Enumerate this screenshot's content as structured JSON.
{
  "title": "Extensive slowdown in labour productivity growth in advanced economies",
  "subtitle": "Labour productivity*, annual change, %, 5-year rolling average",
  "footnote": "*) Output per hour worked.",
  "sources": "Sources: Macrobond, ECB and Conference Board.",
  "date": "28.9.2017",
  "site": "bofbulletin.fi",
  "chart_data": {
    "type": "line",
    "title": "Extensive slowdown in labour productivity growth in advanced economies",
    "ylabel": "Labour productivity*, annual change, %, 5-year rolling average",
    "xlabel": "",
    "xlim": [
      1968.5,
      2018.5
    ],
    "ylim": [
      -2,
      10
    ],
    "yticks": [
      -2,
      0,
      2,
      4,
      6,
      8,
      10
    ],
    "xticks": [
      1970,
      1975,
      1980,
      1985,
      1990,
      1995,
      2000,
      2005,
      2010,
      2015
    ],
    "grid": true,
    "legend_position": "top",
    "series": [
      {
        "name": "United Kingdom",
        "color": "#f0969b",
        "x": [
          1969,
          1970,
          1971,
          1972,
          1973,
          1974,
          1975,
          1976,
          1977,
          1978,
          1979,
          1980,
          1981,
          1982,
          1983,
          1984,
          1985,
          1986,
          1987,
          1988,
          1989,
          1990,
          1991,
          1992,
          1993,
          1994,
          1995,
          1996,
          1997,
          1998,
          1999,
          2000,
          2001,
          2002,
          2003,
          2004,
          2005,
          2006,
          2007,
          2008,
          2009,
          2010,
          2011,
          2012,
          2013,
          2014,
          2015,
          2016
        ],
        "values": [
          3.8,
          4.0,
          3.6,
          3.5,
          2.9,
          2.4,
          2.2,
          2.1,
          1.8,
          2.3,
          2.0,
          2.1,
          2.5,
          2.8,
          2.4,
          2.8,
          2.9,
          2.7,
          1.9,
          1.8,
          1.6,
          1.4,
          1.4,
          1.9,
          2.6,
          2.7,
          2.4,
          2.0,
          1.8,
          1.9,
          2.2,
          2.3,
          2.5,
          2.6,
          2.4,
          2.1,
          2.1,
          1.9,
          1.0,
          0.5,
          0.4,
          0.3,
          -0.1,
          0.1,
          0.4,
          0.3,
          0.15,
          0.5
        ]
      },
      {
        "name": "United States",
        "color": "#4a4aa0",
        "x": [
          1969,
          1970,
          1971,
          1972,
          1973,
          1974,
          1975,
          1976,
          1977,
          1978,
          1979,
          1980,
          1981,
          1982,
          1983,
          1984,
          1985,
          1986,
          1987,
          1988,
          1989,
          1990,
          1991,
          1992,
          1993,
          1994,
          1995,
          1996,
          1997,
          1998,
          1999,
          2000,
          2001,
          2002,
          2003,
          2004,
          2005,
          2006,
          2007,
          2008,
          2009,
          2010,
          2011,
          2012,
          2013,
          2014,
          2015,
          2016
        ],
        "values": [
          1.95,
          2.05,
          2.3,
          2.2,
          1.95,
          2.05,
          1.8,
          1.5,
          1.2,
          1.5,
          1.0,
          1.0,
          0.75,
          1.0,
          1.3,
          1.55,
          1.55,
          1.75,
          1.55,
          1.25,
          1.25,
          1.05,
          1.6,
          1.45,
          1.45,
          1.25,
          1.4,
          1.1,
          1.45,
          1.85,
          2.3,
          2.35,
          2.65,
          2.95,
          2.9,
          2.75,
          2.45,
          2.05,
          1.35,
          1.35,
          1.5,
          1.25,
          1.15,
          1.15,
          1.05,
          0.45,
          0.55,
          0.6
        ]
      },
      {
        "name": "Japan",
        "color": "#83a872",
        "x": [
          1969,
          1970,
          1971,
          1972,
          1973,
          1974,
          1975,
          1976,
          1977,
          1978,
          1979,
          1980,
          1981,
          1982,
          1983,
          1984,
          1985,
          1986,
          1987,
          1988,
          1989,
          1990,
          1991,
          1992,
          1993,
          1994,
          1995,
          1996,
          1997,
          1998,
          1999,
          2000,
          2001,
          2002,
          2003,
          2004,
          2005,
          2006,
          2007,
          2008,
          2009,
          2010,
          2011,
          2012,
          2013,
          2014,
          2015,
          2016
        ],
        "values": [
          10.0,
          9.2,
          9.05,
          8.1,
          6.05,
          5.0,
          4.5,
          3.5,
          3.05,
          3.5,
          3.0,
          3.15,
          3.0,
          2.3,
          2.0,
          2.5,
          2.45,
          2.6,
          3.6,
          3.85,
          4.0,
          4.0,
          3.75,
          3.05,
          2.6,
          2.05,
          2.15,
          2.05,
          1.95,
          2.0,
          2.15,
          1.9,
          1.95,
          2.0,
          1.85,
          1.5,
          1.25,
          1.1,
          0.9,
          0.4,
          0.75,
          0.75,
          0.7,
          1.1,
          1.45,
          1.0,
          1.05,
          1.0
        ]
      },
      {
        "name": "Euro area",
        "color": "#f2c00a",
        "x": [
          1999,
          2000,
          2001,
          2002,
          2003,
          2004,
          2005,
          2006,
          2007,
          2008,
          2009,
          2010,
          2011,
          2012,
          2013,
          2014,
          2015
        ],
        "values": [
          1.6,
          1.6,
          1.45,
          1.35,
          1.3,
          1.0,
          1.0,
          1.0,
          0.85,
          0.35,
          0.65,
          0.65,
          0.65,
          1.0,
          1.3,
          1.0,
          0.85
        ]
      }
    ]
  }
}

○ ○ ○ ○ ○

**SET EXERCISE:** Keep only the lines that hold the string "annual", and copy them out.

**REPLY:**
  "subtitle": "Labour productivity*, annual change, %, 5-year rolling average",
    "ylabel": "Labour productivity*, annual change, %, 5-year rolling average",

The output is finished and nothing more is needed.